#### WORK REQUIRED
The entries below should be output exactly as written.

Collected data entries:
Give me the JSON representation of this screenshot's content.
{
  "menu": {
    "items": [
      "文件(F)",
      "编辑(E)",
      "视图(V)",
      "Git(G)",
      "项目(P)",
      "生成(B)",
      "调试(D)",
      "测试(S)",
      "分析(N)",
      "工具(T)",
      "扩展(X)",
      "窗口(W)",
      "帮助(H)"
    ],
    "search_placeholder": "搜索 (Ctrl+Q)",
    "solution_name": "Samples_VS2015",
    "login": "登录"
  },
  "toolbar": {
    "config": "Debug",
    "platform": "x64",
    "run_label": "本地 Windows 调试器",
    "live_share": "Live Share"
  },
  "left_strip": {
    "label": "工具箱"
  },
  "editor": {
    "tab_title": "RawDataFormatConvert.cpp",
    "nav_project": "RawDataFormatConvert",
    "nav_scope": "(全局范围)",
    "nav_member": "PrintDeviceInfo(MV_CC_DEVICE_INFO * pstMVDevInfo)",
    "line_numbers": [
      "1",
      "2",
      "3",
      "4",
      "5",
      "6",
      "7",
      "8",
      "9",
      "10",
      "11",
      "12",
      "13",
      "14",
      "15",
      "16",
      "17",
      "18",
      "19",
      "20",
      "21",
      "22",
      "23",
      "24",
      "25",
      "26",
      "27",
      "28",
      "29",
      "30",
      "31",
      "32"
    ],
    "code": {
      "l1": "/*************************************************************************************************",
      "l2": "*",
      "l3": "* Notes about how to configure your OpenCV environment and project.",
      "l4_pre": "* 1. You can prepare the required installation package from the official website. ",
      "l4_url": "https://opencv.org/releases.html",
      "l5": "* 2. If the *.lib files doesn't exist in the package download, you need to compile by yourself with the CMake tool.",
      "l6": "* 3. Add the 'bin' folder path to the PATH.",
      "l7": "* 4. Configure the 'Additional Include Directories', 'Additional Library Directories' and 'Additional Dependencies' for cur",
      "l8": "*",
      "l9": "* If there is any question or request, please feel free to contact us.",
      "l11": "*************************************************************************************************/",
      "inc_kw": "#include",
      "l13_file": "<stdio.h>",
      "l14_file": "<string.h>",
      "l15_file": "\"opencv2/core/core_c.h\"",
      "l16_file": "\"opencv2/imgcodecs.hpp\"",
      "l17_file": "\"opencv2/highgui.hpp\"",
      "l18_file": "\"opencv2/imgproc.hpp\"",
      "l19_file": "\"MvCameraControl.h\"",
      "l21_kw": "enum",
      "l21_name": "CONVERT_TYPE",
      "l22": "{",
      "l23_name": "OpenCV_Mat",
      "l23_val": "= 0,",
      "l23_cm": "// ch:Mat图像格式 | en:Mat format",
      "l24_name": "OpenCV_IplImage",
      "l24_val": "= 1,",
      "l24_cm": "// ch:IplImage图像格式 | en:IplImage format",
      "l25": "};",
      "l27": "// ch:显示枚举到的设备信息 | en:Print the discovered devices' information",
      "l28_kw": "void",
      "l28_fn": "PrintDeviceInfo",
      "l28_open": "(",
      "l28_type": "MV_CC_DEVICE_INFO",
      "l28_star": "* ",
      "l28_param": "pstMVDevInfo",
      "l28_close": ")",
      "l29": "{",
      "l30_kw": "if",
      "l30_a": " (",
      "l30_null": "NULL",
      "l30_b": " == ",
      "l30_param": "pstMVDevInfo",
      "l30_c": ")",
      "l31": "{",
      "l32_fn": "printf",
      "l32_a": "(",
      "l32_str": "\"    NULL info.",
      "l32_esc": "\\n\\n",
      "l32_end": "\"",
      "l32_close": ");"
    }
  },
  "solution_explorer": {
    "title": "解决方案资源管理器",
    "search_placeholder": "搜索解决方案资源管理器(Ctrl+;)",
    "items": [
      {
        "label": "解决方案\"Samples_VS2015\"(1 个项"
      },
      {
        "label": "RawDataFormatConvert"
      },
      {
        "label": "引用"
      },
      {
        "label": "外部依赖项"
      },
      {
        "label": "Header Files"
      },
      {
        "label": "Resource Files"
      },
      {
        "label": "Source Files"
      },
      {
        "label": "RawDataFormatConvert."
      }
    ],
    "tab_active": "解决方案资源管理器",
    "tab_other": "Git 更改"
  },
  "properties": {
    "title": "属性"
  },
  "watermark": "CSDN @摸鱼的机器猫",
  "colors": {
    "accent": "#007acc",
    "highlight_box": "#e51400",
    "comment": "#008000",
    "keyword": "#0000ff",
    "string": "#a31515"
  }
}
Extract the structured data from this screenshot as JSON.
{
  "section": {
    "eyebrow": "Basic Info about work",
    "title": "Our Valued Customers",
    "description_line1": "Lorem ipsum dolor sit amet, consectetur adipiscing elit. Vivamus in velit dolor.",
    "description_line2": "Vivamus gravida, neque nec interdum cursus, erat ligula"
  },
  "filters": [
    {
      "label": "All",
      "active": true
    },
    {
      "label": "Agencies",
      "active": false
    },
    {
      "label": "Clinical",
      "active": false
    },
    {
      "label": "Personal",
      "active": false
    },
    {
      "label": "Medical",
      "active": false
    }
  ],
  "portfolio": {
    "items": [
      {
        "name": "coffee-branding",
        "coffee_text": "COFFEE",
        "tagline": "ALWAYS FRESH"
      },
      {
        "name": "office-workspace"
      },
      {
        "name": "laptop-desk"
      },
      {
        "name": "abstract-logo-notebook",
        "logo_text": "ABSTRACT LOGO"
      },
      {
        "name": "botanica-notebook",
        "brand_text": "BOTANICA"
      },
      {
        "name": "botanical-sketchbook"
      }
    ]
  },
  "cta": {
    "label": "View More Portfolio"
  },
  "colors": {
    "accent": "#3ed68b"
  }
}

#### THE RESULT
Give me the JSON representation of this screenshot's content.
{
  "menu": {
    "items": [
      "文件(F)",
      "编辑(E)",
      "视图(V)",
      "Git(G)",
      "项目(P)",
      "生成(B)",
      "调试(D)",
      "测试(S)",
      "分析(N)",
      "工具(T)",
      "扩展(X)",
      "窗口(W)",
      "帮助(H)"
    ],
    "search_placeholder": "搜索 (Ctrl+Q)",
    "solution_name": "Samples_VS2015",
    "login": "登录"
  },
  "toolbar": {
    "config": "Debug",
    "platform": "x64",
    "run_label": "本地 Windows 调试器",
    "live_share": "Live Share"
  },
  "left_strip": {
    "label": "工具箱"
  },
  "editor": {
    "tab_title": "RawDataFormatConvert.cpp",
    "nav_project": "RawDataFormatConvert",
    "nav_scope": "(全局范围)",
    "nav_member": "PrintDeviceInfo(MV_CC_DEVICE_INFO * pstMVDevInfo)",
    "line_numbers": [
      "1",
      "2",
      "3",
      "4",
      "5",
      "6",
      "7",
      "8",
      "9",
      "10",
      "11",
      "12",
      "13",
      "14",
      "15",
      "16",
      "17",
      "18",
      "19",
      "20",
      "21",
      "22",
      "23",
      "24",
      "25",
      "26",
      "27",
      "28",
      "29",
      "30",
      "31",
      "32"
    ],
    "code": {
      "l1": "/*************************************************************************************************",
      "l2": "*",
      "l3": "* Notes about how to configure your OpenCV environment and project.",
      "l4_pre": "* 1. You can prepare the required installation package from the official website. ",
      "l4_url": "https://opencv.org/releases.html",
      "l5": "* 2. If the *.lib files doesn't exist in the package download, you need to compile by yourself with the CMake tool.",
      "l6": "* 3. Add the 'bin' folder path to the PATH.",
      "l7": "* 4. Configure the 'Additional Include Directories', 'Additional Library Directories' and 'Additional Dependencies' for cur",
      "l8": "*",
      "l9": "* If there is any question or request, please feel free to contact us.",
      "l11": "*************************************************************************************************/",
      "inc_kw": "#include",
      "l13_file": "<stdio.h>",
      "l14_file": "<string.h>",
      "l15_file": "\"opencv2/core/core_c.h\"",
      "l16_file": "\"opencv2/imgcodecs.hpp\"",
      "l17_file": "\"opencv2/highgui.hpp\"",
      "l18_file": "\"opencv2/imgproc.hpp\"",
      "l19_file": "\"MvCameraControl.h\"",
      "l21_kw": "enum",
      "l21_name": "CONVERT_TYPE",
      "l22": "{",
      "l23_name": "OpenCV_Mat",
      "l23_val": "= 0,",
      "l23_cm": "// ch:Mat图像格式 | en:Mat format",
      "l24_name": "OpenCV_IplImage",
      "l24_val": "= 1,",
      "l24_cm": "// ch:IplImage图像格式 | en:IplImage format",
      "l25": "};",
      "l27": "// ch:显示枚举到的设备信息 | en:Print the discovered devices' information",
      "l28_kw": "void",
      "l28_fn": "PrintDeviceInfo",
      "l28_open": "(",
      "l28_type": "MV_CC_DEVICE_INFO",
      "l28_star": "* ",
      "l28_param": "pstMVDevInfo",
      "l28_close": ")",
      "l29": "{",
      "l30_kw": "if",
      "l30_a": " (",
      "l30_null": "NULL",
      "l30_b": " == ",
      "l30_param": "pstMVDevInfo",
      "l30_c": ")",
      "l31": "{",
      "l32_fn": "printf",
      "l32_a": "(",
      "l32_str": "\"    NULL info.",
      "l32_esc": "\\n\\n",
      "l32_end": "\"",
      "l32_close": ");"
    }
  },
  "solution_explorer": {
    "title": "解决方案资源管理器",
    "search_placeholder": "搜索解决方案资源管理器(Ctrl+;)",
    "items": [
      {
        "label": "解决方案\"Samples_VS2015\"(1 个项"
      },
      {
        "label": "RawDataFormatConvert"
      },
      {
        "label": "引用"
      },
      {
        "label": "外部依赖项"
      },
      {
        "label": "Header Files"
      },
      {
        "label": "Resource Files"
      },
      {
        "label": "Source Files"
      },
      {
        "label": "RawDataFormatConvert."
      }
    ],
    "tab_active": "解决方案资源管理器",
    "tab_other": "Git 更改"
  },
  "properties": {
    "title": "属性"
  },
  "watermark": "CSDN @摸鱼的机器猫",
  "colors": {
    "accent": "#007acc",
    "highlight_box": "#e51400",
    "comment": "#008000",
    "keyword": "#0000ff",
    "string": "#a31515"
  }
}
Extract the structured data from this screenshot as JSON.
{
  "section": {
    "eyebrow": "Basic Info about work",
    "title": "Our Valued Customers",
    "description_line1": "Lorem ipsum dolor sit amet, consectetur adipiscing elit. Vivamus in velit dolor.",
    "description_line2": "Vivamus gravida, neque nec interdum cursus, erat ligula"
  },
  "filters": [
    {
      "label": "All",
      "active": true
    },
    {
      "label": "Agencies",
      "active": false
    },
    {
      "label": "Clinical",
      "active": false
    },
    {
      "label": "Personal",
      "active": false
    },
    {
      "label": "Medical",
      "active": false
    }
  ],
  "portfolio": {
    "items": [
      {
        "name": "coffee-branding",
        "coffee_text": "COFFEE",
        "tagline": "ALWAYS FRESH"
      },
      {
        "name": "office-workspace"
      },
      {
        "name": "laptop-desk"
      },
      {
        "name": "abstract-logo-notebook",
        "logo_text": "ABSTRACT LOGO"
      },
      {
        "name": "botanica-notebook",
        "brand_text": "BOTANICA"
      },
      {
        "name": "botanical-sketchbook"
      }
    ]
  },
  "cta": {
    "label": "View More Portfolio"
  },
  "colors": {
    "accent": "#3ed68b"
  }
}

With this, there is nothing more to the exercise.